━━━━━ GIVEN DATA ━━━━━
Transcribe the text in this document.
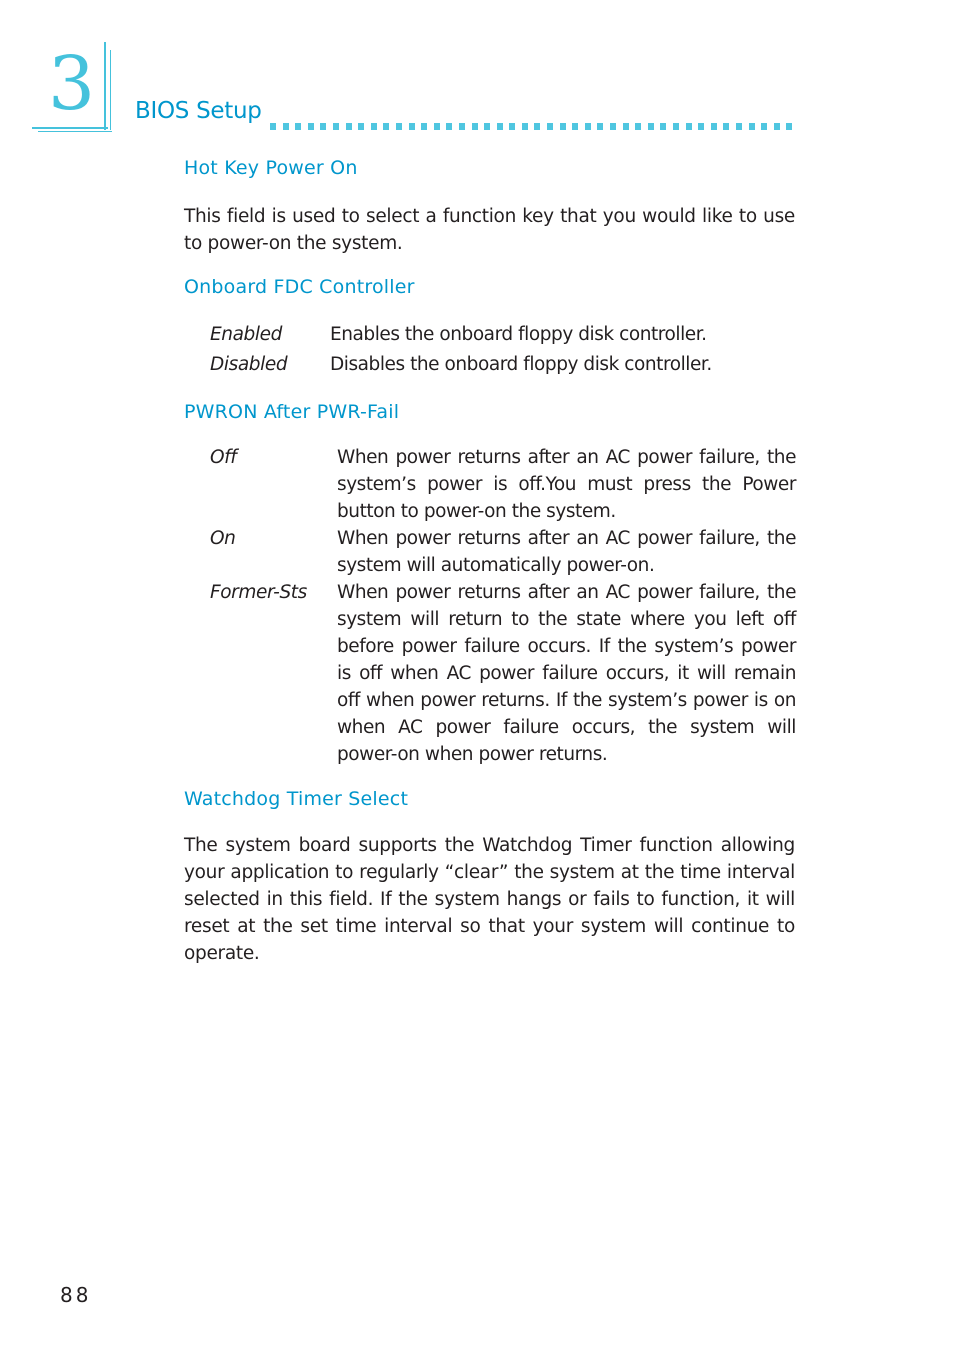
3 BIOS Setup
Hot Key Power On
This field is used to select a function key that you would like to use to power-on the system.
Onboard FDC Controller
Enabled	Enables the onboard floppy disk controller.
Disabled Disables the onboard floppy disk controller.
PWRON After PWR-Fail
Off	When power returns after an AC power failure, the system’s power is off.You must press the Power button to power-on the system.
On	When power returns after an AC power failure, the system will automatically power-on.
Former-Sts When power returns after an AC power failure, the system will return to the state where you left off before power failure occurs. If the system’s power is off when AC power failure occurs, it will remain off when power returns. If the system’s power is on when AC power failure occurs, the system will power-on when power returns.
Watchdog Timer Select
The system board supports the Watchdog Timer function allowing your application to regularly “clear” the system at the time interval selected in this field. If the system hangs or fails to function, it will reset at the set time interval so that your system will continue to operate.
88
━━━━━
WHAT TO PRODUCE: Which lines above contain the word "floppy"? Copy each of them.

CORRECT ANSWER:
Enabled	Enables the onboard floppy disk controller.
Disabled Disables the onboard floppy disk controller.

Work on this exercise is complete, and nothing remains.